/---

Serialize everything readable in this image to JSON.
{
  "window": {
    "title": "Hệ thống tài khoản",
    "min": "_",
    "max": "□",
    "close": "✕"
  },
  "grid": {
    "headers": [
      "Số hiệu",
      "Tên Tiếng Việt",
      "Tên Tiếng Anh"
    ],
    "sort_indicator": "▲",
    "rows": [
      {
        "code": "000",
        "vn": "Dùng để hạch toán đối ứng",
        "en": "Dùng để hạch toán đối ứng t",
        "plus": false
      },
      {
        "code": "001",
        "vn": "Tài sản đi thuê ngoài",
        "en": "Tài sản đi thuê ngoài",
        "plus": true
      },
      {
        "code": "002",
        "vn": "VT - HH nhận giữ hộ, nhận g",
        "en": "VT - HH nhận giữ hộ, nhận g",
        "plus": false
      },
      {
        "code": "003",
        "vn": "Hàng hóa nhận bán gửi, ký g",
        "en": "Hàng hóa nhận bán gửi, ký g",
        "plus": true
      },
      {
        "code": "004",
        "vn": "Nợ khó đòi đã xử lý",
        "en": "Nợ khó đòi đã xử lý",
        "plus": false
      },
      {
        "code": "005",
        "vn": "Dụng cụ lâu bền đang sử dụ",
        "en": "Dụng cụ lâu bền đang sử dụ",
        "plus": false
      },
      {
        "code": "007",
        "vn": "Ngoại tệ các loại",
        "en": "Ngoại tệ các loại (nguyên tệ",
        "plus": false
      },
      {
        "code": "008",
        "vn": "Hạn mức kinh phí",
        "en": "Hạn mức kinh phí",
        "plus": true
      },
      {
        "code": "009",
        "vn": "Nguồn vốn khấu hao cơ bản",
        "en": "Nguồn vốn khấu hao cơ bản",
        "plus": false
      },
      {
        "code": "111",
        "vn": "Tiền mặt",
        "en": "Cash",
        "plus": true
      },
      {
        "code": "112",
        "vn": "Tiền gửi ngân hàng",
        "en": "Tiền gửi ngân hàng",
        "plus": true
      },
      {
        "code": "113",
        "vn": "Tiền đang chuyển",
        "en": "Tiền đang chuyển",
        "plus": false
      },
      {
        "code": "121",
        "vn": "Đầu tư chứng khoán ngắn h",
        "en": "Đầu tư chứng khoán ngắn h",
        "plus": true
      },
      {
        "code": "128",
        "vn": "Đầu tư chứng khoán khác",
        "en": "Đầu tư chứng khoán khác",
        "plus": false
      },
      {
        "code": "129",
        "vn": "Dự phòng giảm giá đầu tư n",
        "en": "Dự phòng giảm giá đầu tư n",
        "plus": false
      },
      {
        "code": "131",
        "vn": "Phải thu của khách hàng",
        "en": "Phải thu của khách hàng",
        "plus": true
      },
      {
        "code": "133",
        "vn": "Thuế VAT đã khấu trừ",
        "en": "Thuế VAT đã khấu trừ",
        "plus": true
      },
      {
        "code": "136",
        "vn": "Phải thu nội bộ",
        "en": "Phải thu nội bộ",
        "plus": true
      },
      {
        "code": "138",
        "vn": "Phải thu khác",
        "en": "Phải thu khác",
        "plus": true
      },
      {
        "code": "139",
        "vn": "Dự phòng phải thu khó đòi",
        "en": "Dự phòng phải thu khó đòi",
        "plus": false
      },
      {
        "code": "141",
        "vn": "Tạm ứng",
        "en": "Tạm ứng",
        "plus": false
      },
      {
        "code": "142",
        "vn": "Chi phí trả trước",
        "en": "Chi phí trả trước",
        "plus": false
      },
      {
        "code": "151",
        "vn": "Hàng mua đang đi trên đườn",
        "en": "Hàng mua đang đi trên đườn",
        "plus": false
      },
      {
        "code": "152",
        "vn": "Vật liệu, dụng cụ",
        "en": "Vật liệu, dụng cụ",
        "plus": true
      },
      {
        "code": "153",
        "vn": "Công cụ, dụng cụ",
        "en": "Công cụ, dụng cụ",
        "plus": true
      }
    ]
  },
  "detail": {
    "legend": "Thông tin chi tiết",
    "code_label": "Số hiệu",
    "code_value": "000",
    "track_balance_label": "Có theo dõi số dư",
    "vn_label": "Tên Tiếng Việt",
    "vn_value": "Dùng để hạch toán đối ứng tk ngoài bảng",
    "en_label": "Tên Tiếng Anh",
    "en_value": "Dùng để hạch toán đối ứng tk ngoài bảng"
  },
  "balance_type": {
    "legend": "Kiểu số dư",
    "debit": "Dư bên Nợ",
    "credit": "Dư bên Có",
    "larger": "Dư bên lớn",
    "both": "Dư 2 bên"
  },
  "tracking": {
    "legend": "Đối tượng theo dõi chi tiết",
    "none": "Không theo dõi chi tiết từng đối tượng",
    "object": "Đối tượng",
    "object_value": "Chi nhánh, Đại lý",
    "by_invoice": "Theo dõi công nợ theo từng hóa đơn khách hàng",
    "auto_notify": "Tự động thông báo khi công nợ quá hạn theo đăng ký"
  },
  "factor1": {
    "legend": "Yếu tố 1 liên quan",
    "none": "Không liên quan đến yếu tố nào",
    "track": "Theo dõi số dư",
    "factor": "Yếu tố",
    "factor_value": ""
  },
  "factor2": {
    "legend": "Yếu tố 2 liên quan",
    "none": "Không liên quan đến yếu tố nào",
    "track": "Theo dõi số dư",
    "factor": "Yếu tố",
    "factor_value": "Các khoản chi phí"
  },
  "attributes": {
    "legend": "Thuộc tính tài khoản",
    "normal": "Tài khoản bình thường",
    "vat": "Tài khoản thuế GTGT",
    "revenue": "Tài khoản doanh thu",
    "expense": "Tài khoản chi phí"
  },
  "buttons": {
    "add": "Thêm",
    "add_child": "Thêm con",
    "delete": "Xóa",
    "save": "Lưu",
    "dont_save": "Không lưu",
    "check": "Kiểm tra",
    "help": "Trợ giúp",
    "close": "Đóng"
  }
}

\---

What is being asked:
Copy out each line of the listing that holds "tiết".

Output of the task:
    "legend": "Thông tin chi tiết",
    "legend": "Đối tượng theo dõi chi tiết",
    "none": "Không theo dõi chi tiết từng đối tượng",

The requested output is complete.